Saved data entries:
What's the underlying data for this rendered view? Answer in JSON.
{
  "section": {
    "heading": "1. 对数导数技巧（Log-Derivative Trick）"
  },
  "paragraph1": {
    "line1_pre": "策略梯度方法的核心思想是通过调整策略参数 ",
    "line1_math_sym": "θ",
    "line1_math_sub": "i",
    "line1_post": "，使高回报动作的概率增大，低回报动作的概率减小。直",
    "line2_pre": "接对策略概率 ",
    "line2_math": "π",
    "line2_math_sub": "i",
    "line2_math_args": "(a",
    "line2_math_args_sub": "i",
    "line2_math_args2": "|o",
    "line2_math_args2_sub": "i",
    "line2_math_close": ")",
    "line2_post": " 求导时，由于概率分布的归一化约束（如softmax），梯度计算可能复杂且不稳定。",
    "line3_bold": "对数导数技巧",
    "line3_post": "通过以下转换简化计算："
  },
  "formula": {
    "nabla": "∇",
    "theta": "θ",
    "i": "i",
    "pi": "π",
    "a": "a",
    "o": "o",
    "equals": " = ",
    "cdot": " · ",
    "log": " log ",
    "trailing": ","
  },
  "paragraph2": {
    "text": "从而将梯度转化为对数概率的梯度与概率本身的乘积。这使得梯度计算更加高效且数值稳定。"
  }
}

◆ Task objective:
Go back to the listing above and please repeat it exactly.

◆ The output:
What's the underlying data for this rendered view? Answer in JSON.
{
  "section": {
    "heading": "1. 对数导数技巧（Log-Derivative Trick）"
  },
  "paragraph1": {
    "line1_pre": "策略梯度方法的核心思想是通过调整策略参数 ",
    "line1_math_sym": "θ",
    "line1_math_sub": "i",
    "line1_post": "，使高回报动作的概率增大，低回报动作的概率减小。直",
    "line2_pre": "接对策略概率 ",
    "line2_math": "π",
    "line2_math_sub": "i",
    "line2_math_args": "(a",
    "line2_math_args_sub": "i",
    "line2_math_args2": "|o",
    "line2_math_args2_sub": "i",
    "line2_math_close": ")",
    "line2_post": " 求导时，由于概率分布的归一化约束（如softmax），梯度计算可能复杂且不稳定。",
    "line3_bold": "对数导数技巧",
    "line3_post": "通过以下转换简化计算："
  },
  "formula": {
    "nabla": "∇",
    "theta": "θ",
    "i": "i",
    "pi": "π",
    "a": "a",
    "o": "o",
    "equals": " = ",
    "cdot": " · ",
    "log": " log ",
    "trailing": ","
  },
  "paragraph2": {
    "text": "从而将梯度转化为对数概率的梯度与概率本身的乘积。这使得梯度计算更加高效且数值稳定。"
  }
}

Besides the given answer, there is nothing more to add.